» Direction: Scan the data below for the string "настоящего". Copy every line where it appears.

» Data entries:
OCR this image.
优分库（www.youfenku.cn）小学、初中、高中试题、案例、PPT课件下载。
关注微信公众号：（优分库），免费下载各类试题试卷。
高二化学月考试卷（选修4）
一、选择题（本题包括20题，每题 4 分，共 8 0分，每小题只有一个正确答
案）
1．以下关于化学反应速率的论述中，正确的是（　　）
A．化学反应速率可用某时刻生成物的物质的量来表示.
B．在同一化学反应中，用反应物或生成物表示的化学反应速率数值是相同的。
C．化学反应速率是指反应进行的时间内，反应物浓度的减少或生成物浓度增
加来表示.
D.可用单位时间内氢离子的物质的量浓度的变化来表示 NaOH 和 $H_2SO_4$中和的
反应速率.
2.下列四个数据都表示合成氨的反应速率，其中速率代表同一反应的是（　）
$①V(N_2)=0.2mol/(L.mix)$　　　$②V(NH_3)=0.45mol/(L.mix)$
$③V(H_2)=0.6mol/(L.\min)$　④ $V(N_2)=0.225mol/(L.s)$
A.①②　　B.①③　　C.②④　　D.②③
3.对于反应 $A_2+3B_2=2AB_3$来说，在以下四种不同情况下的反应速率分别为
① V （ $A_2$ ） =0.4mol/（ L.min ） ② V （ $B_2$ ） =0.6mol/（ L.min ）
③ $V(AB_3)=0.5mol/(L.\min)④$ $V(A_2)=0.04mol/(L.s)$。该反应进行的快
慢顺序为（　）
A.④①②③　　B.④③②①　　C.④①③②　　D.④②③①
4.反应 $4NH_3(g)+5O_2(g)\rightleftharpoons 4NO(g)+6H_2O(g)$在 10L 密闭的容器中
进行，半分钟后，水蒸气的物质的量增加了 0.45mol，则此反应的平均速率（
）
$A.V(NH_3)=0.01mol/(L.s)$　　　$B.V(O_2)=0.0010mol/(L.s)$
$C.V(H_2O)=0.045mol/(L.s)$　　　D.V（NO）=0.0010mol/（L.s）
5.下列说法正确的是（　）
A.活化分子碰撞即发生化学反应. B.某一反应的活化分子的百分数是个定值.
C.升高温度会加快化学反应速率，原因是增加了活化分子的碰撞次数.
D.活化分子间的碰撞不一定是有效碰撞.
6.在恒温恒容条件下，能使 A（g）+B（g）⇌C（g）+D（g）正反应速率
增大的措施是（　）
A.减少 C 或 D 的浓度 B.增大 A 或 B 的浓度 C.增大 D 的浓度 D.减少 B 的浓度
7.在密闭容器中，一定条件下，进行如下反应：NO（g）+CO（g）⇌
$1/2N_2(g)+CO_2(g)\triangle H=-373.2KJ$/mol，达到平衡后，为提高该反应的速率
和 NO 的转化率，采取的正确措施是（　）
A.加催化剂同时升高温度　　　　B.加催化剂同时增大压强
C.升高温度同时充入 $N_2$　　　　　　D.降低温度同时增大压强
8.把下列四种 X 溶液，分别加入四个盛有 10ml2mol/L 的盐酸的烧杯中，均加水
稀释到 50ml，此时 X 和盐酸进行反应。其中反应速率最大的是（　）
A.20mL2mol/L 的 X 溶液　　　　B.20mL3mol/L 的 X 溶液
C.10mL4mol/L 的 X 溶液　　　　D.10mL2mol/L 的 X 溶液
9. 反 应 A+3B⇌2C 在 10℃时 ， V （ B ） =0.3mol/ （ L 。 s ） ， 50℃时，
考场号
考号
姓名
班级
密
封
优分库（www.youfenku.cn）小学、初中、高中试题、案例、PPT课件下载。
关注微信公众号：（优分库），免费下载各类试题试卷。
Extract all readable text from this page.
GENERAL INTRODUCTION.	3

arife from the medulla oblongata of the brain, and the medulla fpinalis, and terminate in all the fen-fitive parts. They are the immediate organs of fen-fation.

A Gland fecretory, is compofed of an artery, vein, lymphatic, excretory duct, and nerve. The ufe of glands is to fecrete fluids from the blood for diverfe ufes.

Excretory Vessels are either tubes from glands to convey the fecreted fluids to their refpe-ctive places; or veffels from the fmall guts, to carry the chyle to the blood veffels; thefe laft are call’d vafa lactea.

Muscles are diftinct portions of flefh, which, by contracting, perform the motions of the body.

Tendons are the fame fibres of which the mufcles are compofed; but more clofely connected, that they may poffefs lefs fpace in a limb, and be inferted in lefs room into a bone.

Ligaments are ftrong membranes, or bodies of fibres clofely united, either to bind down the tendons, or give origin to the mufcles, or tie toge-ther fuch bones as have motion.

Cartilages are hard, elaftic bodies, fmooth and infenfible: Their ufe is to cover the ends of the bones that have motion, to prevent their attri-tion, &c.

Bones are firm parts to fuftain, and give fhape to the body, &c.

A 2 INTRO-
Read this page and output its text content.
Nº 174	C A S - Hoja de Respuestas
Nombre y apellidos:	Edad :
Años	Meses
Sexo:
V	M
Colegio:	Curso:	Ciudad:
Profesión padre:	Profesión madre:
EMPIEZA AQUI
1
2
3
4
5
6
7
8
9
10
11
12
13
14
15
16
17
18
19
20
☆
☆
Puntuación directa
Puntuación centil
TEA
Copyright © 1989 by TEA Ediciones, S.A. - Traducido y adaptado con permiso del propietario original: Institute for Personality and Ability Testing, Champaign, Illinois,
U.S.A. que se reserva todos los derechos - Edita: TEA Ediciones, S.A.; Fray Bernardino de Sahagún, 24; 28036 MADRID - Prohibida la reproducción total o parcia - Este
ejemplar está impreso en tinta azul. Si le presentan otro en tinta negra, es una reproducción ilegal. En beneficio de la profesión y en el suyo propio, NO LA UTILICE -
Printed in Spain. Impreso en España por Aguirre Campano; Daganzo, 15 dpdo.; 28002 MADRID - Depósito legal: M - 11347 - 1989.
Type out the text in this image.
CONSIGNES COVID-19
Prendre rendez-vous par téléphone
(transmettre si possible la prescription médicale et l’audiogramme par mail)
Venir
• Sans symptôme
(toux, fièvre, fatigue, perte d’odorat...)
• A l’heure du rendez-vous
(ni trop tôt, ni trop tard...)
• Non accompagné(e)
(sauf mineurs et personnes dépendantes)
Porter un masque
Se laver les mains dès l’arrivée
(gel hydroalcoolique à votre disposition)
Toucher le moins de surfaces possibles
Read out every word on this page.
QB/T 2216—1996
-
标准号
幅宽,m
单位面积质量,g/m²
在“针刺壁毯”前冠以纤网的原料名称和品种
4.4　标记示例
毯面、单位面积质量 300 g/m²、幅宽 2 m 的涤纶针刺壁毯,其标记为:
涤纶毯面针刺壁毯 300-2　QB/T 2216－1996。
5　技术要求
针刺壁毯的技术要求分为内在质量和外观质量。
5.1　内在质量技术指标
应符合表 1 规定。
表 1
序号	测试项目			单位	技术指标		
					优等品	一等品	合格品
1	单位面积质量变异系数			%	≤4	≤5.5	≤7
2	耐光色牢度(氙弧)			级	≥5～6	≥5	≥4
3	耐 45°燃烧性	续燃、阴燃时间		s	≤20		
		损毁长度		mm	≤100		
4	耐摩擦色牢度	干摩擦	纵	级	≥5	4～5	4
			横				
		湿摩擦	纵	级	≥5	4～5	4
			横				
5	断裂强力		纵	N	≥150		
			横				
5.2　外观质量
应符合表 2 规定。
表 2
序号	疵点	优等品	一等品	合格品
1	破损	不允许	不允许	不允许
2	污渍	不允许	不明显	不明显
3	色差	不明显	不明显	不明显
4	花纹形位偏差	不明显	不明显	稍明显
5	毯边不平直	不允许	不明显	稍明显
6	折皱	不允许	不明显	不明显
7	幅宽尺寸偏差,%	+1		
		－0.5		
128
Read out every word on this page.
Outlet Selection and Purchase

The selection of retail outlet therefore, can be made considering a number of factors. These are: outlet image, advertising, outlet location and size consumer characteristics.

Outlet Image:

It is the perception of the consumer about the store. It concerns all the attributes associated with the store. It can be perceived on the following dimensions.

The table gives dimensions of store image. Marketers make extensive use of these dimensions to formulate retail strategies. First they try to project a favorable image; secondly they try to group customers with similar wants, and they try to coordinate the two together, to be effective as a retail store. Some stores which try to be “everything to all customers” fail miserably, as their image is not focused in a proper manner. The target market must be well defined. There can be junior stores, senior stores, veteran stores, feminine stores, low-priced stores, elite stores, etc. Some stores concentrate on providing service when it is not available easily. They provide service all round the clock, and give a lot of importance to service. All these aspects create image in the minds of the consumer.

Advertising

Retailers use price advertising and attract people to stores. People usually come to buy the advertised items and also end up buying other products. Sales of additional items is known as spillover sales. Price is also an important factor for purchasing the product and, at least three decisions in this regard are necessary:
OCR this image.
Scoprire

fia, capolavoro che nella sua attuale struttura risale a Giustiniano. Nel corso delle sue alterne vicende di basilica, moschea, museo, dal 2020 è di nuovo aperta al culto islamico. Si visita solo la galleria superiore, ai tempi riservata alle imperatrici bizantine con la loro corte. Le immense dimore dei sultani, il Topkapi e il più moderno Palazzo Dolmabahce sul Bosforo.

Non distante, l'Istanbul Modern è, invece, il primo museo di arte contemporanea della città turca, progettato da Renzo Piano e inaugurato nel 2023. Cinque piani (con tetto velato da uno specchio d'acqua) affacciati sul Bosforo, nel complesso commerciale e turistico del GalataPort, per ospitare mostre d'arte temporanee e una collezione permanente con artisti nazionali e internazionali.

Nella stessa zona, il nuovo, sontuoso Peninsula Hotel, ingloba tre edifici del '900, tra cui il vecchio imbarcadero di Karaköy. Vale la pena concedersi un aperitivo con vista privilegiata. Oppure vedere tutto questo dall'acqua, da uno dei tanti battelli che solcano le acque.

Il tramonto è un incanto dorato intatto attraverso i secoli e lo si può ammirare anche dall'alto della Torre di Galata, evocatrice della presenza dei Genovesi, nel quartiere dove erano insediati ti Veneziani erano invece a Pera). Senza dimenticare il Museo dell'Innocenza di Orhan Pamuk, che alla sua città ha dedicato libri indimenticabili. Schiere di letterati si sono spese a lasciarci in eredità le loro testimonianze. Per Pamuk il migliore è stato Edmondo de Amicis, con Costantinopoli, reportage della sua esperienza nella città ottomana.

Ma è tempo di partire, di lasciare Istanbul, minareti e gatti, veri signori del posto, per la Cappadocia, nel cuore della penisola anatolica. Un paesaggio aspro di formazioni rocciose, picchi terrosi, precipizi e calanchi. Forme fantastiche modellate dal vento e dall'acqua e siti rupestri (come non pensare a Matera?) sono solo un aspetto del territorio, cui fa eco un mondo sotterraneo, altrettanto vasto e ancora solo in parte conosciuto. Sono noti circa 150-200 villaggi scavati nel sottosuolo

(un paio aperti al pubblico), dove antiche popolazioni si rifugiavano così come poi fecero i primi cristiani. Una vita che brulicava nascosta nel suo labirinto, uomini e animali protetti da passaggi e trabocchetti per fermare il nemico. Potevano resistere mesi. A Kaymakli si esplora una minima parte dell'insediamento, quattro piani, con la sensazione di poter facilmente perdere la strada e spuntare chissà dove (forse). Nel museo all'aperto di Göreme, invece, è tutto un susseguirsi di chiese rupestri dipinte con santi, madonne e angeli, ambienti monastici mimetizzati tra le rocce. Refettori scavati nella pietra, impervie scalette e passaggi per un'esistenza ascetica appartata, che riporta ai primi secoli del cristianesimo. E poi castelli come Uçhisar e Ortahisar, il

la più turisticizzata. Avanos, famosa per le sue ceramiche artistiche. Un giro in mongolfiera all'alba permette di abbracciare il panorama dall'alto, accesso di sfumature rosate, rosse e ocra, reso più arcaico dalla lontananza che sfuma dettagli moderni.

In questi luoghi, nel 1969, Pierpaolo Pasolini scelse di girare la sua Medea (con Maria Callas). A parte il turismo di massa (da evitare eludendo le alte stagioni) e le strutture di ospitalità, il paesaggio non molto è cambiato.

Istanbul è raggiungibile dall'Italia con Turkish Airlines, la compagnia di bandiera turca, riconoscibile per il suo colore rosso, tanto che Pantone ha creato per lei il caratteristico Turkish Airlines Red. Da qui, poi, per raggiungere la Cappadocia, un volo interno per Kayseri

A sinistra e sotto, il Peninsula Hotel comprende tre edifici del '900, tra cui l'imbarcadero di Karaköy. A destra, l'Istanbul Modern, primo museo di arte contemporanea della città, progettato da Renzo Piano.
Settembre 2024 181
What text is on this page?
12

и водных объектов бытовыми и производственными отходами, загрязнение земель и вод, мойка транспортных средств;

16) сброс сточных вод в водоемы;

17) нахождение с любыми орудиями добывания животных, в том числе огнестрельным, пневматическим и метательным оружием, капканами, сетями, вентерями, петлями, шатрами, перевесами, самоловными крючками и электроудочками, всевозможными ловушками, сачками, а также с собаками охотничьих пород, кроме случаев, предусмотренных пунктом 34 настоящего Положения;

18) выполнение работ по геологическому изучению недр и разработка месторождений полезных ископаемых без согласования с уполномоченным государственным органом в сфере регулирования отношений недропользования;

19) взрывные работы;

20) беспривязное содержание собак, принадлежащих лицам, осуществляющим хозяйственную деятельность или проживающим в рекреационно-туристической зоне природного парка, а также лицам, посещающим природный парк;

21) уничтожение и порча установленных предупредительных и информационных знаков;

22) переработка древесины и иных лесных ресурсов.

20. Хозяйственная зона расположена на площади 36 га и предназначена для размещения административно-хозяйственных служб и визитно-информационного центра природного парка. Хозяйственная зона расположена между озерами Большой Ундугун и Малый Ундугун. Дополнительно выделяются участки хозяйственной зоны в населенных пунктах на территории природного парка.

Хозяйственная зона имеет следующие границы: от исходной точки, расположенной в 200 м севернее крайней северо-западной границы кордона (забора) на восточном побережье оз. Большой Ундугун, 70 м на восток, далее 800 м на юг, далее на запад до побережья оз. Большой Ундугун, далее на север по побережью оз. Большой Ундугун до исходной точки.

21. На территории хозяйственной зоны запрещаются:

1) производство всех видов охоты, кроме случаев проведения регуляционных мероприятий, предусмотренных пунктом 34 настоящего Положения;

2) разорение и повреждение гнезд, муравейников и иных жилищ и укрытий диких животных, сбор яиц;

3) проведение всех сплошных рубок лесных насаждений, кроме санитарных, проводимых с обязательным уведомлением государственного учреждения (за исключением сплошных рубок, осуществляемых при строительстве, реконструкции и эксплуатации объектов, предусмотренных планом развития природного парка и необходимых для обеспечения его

» Answer to the problem:
17) нахождение с любыми орудиями добывания животных, в том числе огнестрельным, пневматическим и метательным оружием, капканами, сетями, вентерями, петлями, шатрами, перевесами, самоловными крючками и электроудочками, всевозможными ловушками, сачками, а также с собаками охотничьих пород, кроме случаев, предусмотренных пунктом 34 настоящего Положения;
1) производство всех видов охоты, кроме случаев проведения регуляционных мероприятий, предусмотренных пунктом 34 настоящего Положения;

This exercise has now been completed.